## WHAT YOU ARE ASKED TO DO:
The exercise asks you to copy every line below in which "viviendas" appears.

......

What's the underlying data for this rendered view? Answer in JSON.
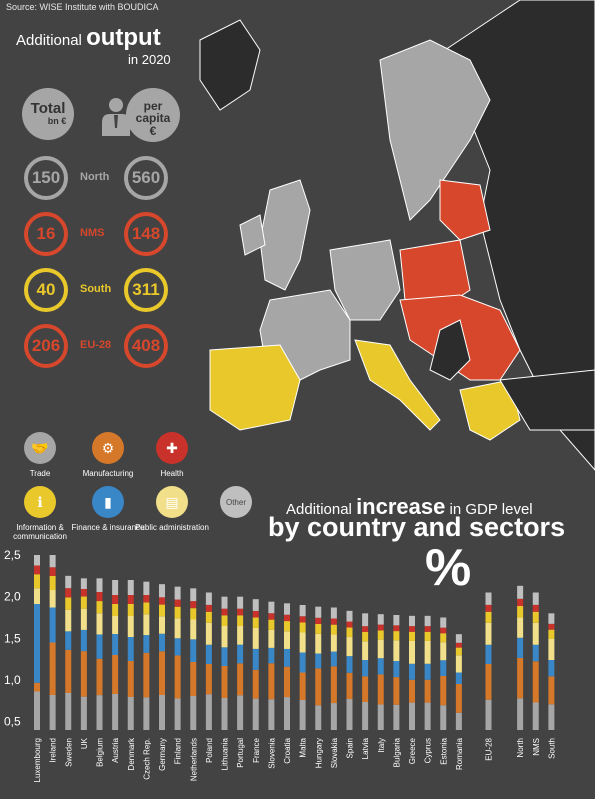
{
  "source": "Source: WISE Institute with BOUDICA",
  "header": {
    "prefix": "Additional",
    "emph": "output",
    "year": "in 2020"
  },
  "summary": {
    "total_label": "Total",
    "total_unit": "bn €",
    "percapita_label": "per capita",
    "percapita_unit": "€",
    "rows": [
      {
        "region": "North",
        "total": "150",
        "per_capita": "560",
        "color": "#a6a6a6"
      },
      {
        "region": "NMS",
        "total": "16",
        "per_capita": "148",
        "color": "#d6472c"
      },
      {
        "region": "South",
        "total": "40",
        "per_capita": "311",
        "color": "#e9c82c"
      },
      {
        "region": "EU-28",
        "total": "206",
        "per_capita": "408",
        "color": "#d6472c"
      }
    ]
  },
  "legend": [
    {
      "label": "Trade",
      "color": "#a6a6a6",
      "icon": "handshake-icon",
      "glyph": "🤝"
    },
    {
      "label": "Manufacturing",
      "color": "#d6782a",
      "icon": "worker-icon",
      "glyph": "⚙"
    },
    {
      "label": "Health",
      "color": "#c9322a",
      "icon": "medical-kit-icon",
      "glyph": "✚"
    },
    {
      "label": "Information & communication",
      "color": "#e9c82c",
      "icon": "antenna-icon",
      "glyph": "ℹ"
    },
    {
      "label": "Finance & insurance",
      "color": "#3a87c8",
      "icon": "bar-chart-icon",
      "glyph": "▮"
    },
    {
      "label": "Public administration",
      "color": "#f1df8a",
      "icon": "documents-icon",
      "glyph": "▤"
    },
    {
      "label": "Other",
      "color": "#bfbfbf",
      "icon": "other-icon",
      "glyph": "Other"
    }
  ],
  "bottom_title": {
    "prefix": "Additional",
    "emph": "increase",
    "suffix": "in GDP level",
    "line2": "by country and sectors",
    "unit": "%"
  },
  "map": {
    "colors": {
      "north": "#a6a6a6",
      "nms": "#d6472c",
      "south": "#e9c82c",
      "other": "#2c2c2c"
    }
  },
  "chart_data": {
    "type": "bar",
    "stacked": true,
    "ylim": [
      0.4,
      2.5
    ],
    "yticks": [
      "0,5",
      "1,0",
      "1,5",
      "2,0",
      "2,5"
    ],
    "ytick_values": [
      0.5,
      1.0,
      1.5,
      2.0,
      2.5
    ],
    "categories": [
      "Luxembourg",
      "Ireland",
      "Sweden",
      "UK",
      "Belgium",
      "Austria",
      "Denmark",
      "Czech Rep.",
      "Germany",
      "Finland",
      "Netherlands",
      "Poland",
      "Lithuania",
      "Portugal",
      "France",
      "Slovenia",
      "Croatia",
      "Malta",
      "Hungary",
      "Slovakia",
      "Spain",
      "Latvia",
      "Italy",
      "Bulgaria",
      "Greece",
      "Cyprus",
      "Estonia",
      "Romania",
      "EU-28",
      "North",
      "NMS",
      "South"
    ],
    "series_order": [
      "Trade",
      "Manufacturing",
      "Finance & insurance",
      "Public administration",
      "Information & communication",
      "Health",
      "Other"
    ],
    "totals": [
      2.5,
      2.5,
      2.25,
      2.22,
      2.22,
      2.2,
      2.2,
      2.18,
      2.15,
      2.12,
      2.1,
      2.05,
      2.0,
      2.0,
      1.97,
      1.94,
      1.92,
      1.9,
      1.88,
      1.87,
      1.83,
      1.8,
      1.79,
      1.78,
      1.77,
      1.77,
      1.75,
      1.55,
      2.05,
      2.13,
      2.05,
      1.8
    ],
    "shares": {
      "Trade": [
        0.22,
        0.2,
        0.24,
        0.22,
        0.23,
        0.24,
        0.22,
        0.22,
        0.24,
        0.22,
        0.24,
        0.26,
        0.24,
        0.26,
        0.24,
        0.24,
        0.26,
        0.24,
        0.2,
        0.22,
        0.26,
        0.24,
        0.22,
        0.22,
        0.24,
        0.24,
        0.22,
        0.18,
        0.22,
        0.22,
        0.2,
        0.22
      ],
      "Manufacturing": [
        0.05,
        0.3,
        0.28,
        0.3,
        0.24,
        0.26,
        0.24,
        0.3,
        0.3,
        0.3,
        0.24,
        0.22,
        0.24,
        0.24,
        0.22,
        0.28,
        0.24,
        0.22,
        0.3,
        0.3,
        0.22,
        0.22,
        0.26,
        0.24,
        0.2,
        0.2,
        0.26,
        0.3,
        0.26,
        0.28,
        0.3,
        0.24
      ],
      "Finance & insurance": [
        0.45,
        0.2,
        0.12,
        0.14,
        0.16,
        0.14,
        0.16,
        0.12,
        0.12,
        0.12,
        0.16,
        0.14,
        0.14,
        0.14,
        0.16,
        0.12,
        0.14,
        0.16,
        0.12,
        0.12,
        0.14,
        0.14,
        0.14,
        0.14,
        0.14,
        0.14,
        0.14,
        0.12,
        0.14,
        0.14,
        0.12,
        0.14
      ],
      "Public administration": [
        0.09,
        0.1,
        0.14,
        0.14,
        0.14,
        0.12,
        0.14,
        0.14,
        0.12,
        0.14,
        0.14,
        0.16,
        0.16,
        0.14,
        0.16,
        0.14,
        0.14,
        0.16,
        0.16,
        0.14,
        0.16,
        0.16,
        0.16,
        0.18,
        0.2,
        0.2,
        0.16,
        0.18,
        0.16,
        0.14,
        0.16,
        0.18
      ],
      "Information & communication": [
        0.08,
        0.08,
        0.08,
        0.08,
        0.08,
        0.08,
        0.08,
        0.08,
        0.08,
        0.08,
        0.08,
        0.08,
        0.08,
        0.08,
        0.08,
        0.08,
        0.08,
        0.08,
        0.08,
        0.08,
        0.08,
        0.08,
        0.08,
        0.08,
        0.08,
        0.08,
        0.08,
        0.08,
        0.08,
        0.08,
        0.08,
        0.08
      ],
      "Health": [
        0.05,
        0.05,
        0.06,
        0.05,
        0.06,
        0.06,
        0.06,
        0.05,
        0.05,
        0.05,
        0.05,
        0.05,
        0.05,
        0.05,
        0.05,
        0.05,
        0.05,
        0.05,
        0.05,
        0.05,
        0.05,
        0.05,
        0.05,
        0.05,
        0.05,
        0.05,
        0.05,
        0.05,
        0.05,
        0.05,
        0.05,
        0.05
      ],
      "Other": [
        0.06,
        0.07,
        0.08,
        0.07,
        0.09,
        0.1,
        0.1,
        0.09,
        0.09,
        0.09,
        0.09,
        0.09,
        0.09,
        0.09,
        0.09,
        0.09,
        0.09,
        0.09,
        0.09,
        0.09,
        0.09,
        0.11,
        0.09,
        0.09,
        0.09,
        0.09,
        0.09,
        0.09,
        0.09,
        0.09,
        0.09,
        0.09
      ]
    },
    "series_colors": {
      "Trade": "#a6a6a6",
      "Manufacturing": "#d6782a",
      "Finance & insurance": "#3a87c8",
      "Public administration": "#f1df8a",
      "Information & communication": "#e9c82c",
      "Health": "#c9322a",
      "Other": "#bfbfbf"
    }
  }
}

......

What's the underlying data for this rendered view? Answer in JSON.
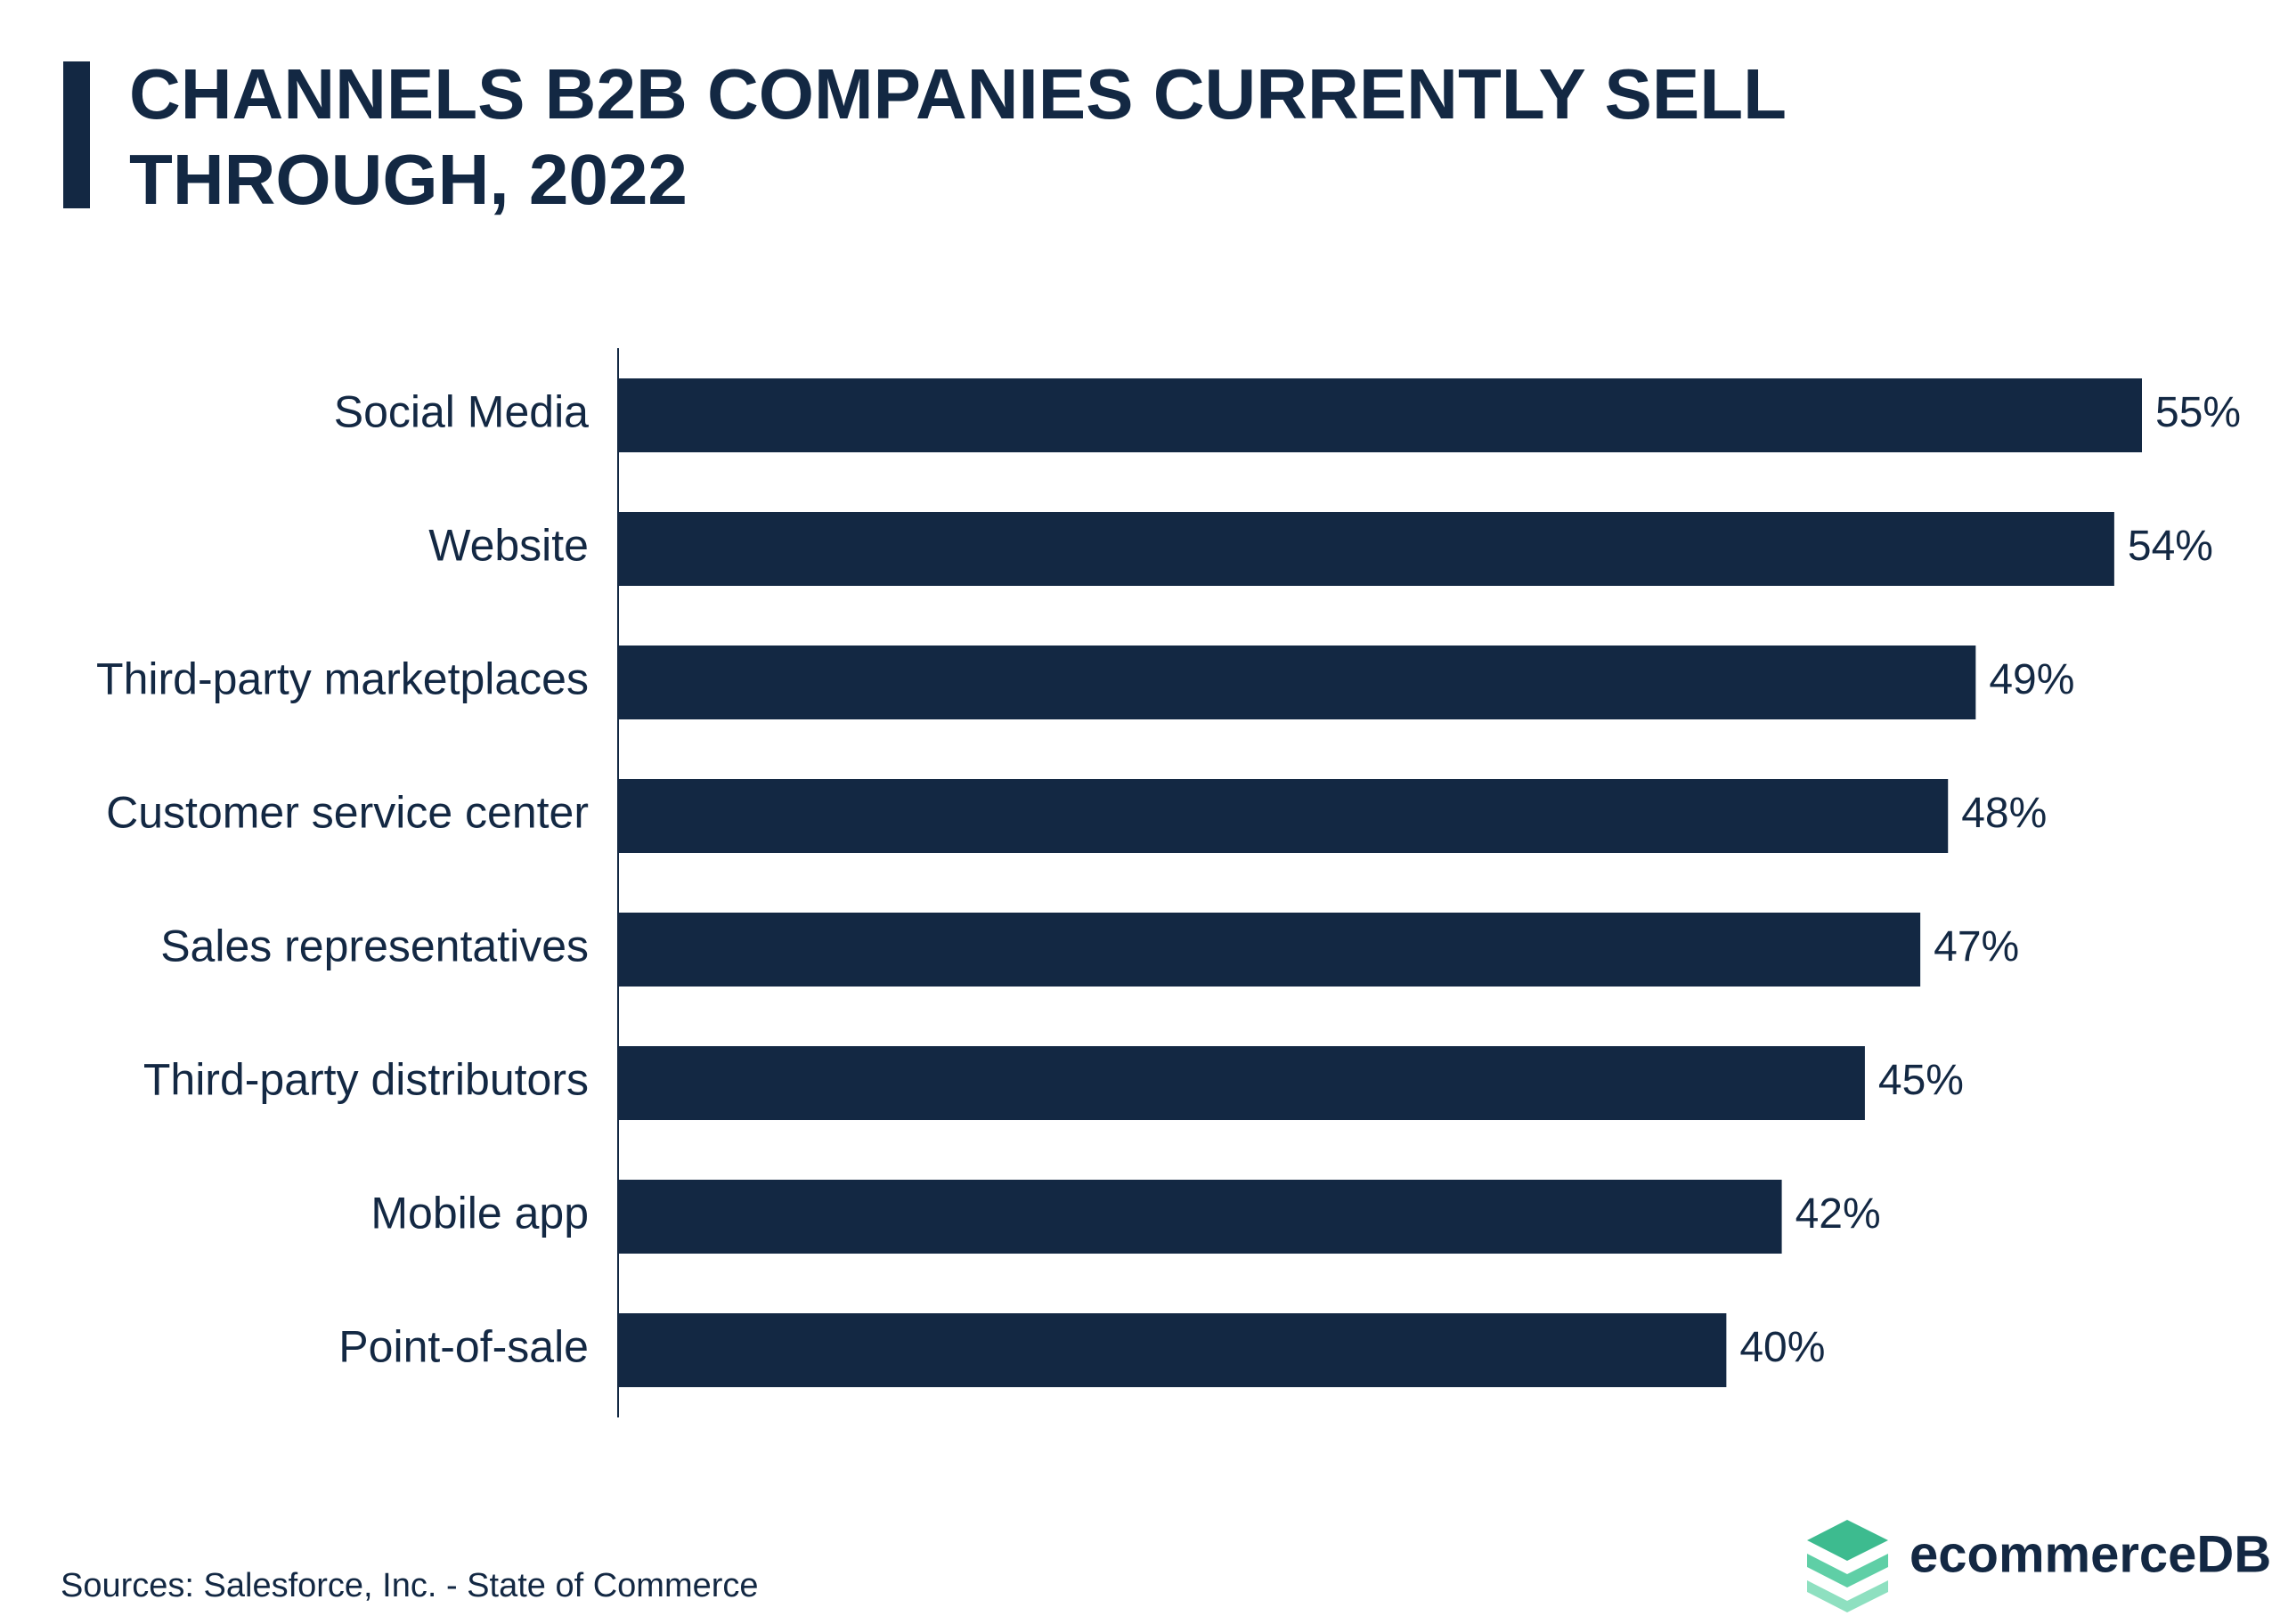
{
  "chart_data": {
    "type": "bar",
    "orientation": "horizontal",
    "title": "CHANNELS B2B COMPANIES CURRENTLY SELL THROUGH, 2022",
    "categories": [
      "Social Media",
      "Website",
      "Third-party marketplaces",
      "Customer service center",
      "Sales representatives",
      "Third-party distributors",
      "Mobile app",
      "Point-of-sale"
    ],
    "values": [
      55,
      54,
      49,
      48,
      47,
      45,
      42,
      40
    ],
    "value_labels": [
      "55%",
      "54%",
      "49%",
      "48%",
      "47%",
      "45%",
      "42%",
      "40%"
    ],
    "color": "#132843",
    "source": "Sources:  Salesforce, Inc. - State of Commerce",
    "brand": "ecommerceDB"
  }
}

......

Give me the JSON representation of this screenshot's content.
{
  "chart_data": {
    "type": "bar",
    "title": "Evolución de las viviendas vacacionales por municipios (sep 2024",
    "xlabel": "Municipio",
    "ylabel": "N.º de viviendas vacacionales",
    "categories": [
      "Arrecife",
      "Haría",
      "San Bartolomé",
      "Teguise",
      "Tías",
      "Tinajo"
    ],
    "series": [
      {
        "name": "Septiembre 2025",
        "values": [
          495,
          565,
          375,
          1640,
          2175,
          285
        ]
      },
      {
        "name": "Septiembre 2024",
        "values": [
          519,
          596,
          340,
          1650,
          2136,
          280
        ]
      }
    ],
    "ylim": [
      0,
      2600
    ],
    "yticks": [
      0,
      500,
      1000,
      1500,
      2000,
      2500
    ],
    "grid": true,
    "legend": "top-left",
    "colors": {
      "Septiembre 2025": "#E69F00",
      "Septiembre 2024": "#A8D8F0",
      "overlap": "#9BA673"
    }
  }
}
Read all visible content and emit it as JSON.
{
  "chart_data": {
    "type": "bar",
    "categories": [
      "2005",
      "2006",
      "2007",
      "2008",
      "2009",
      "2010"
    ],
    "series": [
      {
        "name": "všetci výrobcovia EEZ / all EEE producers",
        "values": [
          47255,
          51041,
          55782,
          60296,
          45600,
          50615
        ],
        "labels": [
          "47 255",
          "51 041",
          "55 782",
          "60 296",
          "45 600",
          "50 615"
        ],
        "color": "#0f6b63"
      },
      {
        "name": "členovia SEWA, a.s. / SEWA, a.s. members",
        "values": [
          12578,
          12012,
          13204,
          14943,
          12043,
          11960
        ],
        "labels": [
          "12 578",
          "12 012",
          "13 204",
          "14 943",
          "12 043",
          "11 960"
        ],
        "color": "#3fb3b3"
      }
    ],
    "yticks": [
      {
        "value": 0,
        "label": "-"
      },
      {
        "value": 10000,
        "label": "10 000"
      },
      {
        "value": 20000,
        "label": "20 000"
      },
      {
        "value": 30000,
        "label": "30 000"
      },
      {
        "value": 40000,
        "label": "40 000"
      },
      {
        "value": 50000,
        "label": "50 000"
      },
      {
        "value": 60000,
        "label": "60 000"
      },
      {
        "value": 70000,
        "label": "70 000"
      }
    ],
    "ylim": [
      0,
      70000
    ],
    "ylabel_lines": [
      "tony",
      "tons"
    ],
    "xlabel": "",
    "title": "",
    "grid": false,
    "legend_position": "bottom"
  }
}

......

## EXERCISE SOLUTION:
    "title": "Evolución de las viviendas vacacionales por municipios (sep 2024",
    "ylabel": "N.º de viviendas vacacionales",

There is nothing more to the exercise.